Data listing:

┄┄┄┄┄┄┄┄┄┄

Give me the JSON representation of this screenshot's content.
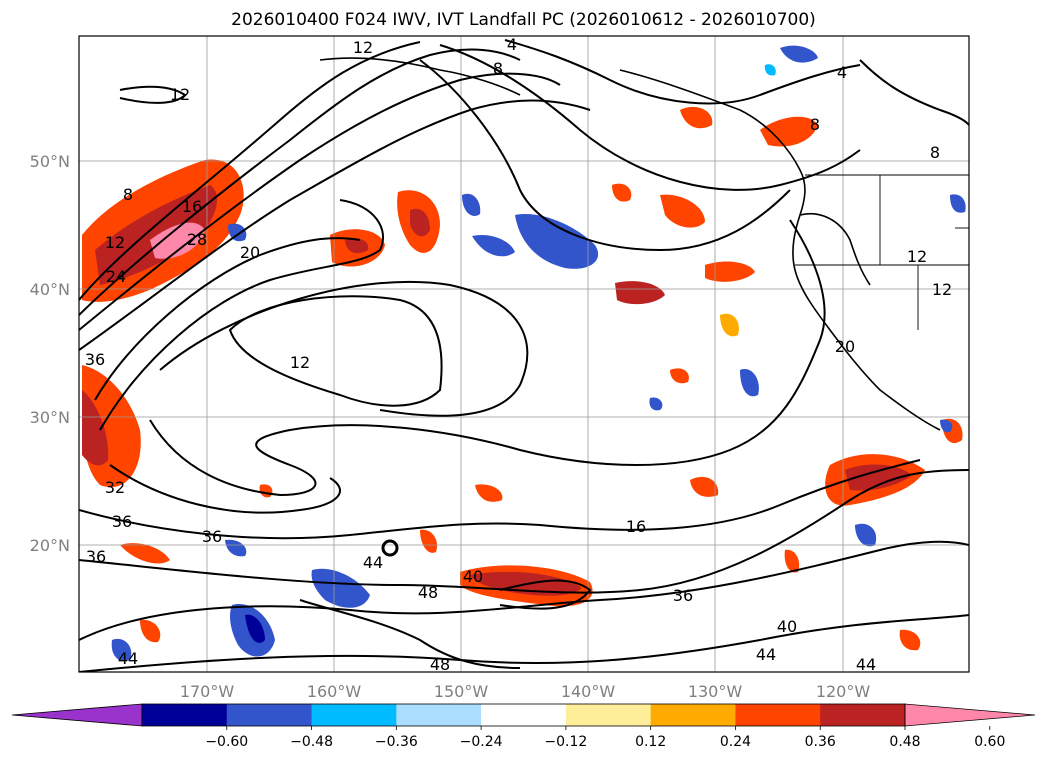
{
  "title": "2026010400 F024 IWV, IVT Landfall PC (2026010612 - 2026010700)",
  "lat_labels": [
    "50°N",
    "40°N",
    "30°N",
    "20°N"
  ],
  "lon_labels": [
    "170°W",
    "160°W",
    "150°W",
    "140°W",
    "130°W",
    "120°W"
  ],
  "contour_labels": [
    "12",
    "4",
    "8",
    "4",
    "12",
    "8",
    "16",
    "12",
    "28",
    "24",
    "20",
    "8",
    "12",
    "12",
    "20",
    "36",
    "12",
    "32",
    "36",
    "36",
    "36",
    "44",
    "40",
    "48",
    "16",
    "36",
    "40",
    "44",
    "44",
    "44",
    "48",
    "8"
  ],
  "colorbar": {
    "colors": [
      "#9933cc",
      "#000099",
      "#3355cc",
      "#00bbff",
      "#aaddff",
      "#ffffff",
      "#ffee99",
      "#ffaa00",
      "#ff4400",
      "#bb2222",
      "#ff88aa"
    ],
    "labels": [
      "−0.60",
      "−0.48",
      "−0.36",
      "−0.24",
      "−0.12",
      "0.12",
      "0.24",
      "0.36",
      "0.48",
      "0.60"
    ]
  }
}
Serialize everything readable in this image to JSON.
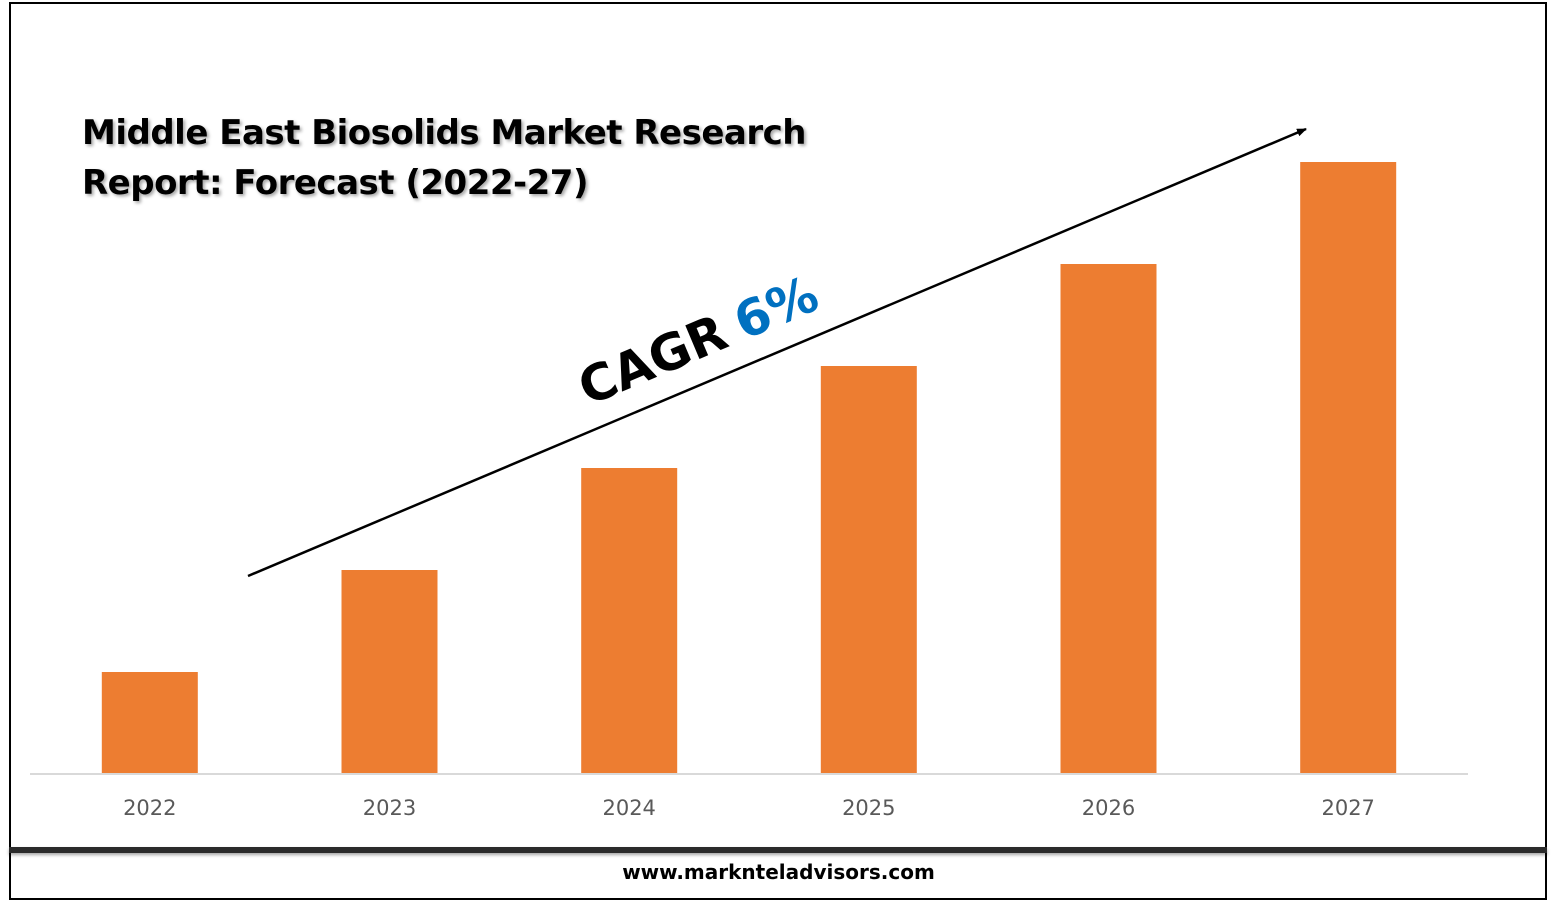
{
  "chart_data": {
    "type": "bar",
    "title_lines": [
      "Middle East Biosolids Market Research",
      "Report: Forecast (2022-27)"
    ],
    "categories": [
      "2022",
      "2023",
      "2024",
      "2025",
      "2026",
      "2027"
    ],
    "values": [
      1,
      2,
      3,
      4,
      5,
      6
    ],
    "ylim": [
      0,
      6
    ],
    "bar_color": "#ed7d31",
    "grid": false,
    "legend": "none",
    "annotation": {
      "label": "CAGR",
      "value": "6%",
      "value_color": "#0070c0"
    }
  },
  "footer": {
    "website": "www.marknteladvisors.com"
  }
}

┄┄┄┄┄┄┄┄┄┄

Requirement:
Every record must be copied exactly, with the pictures left out.

Result of this exercise:
Give me the JSON representation of this screenshot's content.
{
  "title": "2026010400 F024 IWV, IVT Landfall PC (2026010612 - 2026010700)",
  "lat_labels": [
    "50°N",
    "40°N",
    "30°N",
    "20°N"
  ],
  "lon_labels": [
    "170°W",
    "160°W",
    "150°W",
    "140°W",
    "130°W",
    "120°W"
  ],
  "contour_labels": [
    "12",
    "4",
    "8",
    "4",
    "12",
    "8",
    "16",
    "12",
    "28",
    "24",
    "20",
    "8",
    "12",
    "12",
    "20",
    "36",
    "12",
    "32",
    "36",
    "36",
    "36",
    "44",
    "40",
    "48",
    "16",
    "36",
    "40",
    "44",
    "44",
    "44",
    "48",
    "8"
  ],
  "colorbar": {
    "colors": [
      "#9933cc",
      "#000099",
      "#3355cc",
      "#00bbff",
      "#aaddff",
      "#ffffff",
      "#ffee99",
      "#ffaa00",
      "#ff4400",
      "#bb2222",
      "#ff88aa"
    ],
    "labels": [
      "−0.60",
      "−0.48",
      "−0.36",
      "−0.24",
      "−0.12",
      "0.12",
      "0.24",
      "0.36",
      "0.48",
      "0.60"
    ]
  }
}
Serialize everything readable in this image to JSON.
{
  "chart_data": {
    "type": "bar",
    "title_lines": [
      "Middle East Biosolids Market Research",
      "Report: Forecast (2022-27)"
    ],
    "categories": [
      "2022",
      "2023",
      "2024",
      "2025",
      "2026",
      "2027"
    ],
    "values": [
      1,
      2,
      3,
      4,
      5,
      6
    ],
    "ylim": [
      0,
      6
    ],
    "bar_color": "#ed7d31",
    "grid": false,
    "legend": "none",
    "annotation": {
      "label": "CAGR",
      "value": "6%",
      "value_color": "#0070c0"
    }
  },
  "footer": {
    "website": "www.marknteladvisors.com"
  }
}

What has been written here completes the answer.